REQUIREMENT =
Check every line below for the word "ylabel" and give only the number of lines where it appears.
##### RECORDS TO PROCESS #####
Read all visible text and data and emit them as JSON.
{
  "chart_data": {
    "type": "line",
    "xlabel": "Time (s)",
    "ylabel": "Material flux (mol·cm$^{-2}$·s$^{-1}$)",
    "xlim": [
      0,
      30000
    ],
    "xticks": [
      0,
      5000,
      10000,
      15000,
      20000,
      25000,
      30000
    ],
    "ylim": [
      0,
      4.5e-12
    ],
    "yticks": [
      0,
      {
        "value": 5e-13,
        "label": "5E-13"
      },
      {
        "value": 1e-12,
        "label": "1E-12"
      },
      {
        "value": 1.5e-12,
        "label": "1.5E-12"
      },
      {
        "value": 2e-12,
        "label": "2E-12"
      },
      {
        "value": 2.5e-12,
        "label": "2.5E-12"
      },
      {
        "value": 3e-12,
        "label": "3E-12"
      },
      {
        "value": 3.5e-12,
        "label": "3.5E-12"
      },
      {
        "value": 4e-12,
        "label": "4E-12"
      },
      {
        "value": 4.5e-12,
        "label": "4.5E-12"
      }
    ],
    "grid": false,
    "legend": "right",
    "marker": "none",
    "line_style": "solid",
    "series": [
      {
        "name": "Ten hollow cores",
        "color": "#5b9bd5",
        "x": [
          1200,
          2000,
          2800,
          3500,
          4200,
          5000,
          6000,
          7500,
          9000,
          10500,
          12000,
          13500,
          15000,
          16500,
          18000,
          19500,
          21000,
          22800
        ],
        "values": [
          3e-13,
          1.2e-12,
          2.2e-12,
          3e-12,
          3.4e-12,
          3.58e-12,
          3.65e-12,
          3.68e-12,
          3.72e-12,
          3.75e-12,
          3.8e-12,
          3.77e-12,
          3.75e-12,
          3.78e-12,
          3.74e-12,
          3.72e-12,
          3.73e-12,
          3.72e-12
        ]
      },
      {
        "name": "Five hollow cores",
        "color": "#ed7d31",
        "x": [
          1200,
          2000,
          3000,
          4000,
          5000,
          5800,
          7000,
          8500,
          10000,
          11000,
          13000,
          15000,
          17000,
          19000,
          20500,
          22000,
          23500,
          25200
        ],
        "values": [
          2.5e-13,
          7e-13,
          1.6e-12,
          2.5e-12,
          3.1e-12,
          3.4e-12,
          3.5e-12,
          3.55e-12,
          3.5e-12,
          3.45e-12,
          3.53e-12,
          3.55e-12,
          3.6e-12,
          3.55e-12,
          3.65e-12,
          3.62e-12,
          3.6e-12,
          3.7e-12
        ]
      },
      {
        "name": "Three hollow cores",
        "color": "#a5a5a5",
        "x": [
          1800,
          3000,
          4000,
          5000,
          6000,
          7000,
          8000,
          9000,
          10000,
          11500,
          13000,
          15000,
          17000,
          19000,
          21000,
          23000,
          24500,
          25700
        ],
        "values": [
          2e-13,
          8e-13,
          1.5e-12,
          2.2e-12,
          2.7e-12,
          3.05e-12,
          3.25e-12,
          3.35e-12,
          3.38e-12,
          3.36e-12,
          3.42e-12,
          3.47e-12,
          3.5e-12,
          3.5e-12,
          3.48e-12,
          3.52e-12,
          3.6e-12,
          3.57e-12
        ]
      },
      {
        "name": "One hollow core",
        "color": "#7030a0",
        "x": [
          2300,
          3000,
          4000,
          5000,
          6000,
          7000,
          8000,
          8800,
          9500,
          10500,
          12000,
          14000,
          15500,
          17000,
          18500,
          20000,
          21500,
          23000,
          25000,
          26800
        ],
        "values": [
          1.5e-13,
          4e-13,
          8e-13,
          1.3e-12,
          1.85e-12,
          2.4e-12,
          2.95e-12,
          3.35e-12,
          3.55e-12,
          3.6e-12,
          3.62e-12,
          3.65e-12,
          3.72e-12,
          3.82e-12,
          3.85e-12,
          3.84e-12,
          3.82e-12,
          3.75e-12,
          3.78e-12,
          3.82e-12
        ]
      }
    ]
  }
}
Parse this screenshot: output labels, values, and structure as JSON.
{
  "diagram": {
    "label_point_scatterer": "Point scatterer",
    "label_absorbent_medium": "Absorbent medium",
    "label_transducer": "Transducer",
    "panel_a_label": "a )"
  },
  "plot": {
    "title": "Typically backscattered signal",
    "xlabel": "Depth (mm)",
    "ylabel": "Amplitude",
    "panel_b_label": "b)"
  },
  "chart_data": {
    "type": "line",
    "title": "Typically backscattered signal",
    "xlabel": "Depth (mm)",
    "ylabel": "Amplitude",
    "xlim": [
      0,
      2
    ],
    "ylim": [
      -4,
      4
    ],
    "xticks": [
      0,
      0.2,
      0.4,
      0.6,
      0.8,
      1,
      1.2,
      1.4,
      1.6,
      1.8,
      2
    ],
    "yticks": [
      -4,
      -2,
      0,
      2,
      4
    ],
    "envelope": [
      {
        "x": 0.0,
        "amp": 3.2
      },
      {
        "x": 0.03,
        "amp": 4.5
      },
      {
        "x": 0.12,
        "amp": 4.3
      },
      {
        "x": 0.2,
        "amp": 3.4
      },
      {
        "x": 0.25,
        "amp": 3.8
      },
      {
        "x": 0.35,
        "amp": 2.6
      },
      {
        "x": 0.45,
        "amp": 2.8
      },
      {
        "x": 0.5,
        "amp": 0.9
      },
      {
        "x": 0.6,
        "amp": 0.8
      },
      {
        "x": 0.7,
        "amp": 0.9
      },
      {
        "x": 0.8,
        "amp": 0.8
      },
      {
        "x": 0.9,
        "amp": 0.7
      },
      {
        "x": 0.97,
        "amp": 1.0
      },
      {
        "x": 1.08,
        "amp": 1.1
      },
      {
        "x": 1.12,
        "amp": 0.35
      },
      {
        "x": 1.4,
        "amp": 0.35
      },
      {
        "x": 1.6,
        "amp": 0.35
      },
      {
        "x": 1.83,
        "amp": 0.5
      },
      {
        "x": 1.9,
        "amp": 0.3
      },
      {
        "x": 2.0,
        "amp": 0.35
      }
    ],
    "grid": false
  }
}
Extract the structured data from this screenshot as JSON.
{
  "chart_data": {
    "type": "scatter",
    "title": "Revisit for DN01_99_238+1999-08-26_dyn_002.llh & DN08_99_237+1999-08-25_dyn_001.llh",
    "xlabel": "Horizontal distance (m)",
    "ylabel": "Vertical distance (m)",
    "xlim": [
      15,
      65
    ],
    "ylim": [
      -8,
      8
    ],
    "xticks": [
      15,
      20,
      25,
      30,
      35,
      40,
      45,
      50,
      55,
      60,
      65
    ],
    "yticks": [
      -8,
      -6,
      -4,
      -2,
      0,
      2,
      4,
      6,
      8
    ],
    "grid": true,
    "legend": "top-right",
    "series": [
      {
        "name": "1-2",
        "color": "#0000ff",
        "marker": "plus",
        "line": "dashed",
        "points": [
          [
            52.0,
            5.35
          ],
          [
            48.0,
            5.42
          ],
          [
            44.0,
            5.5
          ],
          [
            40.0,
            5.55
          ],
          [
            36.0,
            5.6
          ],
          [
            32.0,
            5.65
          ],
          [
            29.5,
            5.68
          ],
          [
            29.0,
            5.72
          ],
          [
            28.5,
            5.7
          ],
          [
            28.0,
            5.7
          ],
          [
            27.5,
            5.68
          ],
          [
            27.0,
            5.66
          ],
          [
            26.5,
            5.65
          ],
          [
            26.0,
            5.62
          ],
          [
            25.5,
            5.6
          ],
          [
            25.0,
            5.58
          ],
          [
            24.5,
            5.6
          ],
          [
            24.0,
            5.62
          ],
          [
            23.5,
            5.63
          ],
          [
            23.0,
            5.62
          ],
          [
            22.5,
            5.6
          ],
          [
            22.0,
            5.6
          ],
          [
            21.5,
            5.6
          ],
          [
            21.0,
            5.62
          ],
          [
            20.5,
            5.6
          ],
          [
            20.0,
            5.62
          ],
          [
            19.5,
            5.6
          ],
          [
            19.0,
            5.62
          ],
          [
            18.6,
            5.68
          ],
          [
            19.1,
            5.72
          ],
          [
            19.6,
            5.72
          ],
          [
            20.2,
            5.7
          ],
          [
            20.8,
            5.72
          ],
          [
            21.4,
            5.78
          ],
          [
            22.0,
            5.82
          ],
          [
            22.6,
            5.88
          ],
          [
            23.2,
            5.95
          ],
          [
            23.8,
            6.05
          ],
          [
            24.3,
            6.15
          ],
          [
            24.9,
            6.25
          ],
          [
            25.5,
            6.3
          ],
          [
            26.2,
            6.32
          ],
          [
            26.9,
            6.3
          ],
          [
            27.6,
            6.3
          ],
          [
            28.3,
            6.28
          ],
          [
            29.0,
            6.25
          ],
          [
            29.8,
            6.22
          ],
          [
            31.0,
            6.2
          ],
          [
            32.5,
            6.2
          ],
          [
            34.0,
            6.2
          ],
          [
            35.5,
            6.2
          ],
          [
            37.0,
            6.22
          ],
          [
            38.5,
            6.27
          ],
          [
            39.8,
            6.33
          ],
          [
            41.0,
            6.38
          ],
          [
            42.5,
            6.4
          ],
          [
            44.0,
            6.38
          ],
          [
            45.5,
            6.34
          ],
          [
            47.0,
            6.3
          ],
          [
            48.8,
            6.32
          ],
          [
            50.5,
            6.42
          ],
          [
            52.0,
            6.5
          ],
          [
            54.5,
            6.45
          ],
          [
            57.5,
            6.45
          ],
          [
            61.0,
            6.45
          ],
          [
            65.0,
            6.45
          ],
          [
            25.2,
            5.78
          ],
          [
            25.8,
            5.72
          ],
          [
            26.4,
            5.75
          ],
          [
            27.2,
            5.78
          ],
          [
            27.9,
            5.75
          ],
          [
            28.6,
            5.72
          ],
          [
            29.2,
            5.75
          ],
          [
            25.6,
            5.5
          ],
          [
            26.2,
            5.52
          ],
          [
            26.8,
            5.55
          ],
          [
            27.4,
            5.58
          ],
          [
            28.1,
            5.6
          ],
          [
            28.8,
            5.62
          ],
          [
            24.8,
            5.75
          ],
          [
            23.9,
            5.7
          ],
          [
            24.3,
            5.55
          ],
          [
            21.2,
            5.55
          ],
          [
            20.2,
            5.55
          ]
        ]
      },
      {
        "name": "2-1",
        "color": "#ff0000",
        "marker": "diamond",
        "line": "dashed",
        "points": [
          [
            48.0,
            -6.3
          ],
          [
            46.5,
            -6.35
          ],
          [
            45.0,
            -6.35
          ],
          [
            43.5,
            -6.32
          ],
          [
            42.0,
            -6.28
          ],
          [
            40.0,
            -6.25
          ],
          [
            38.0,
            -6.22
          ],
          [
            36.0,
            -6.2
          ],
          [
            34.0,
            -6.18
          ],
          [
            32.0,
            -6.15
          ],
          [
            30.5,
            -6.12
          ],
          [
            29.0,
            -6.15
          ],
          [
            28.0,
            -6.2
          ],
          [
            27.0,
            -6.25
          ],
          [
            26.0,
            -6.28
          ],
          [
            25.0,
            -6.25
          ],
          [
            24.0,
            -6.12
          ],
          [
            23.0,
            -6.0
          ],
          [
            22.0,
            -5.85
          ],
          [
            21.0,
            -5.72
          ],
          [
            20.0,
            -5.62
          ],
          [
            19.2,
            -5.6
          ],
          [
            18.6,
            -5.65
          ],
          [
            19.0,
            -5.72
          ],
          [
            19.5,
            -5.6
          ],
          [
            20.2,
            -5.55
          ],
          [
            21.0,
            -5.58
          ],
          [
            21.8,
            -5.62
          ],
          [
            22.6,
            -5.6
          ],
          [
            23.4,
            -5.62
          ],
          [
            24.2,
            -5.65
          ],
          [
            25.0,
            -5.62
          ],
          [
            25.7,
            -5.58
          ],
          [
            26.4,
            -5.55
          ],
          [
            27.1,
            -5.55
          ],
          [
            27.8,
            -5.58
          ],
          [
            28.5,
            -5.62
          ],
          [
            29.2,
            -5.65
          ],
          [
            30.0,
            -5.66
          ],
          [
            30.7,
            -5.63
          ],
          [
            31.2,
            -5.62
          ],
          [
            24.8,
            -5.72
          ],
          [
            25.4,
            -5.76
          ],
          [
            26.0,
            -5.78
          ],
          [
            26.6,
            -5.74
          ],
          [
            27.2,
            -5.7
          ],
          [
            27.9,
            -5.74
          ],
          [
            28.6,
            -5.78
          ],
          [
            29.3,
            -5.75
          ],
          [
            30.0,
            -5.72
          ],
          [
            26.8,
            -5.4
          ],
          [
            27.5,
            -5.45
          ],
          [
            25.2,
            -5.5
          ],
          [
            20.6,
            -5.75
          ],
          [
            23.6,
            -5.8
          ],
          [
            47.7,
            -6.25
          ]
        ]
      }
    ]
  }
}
#####
SOLUTION =
4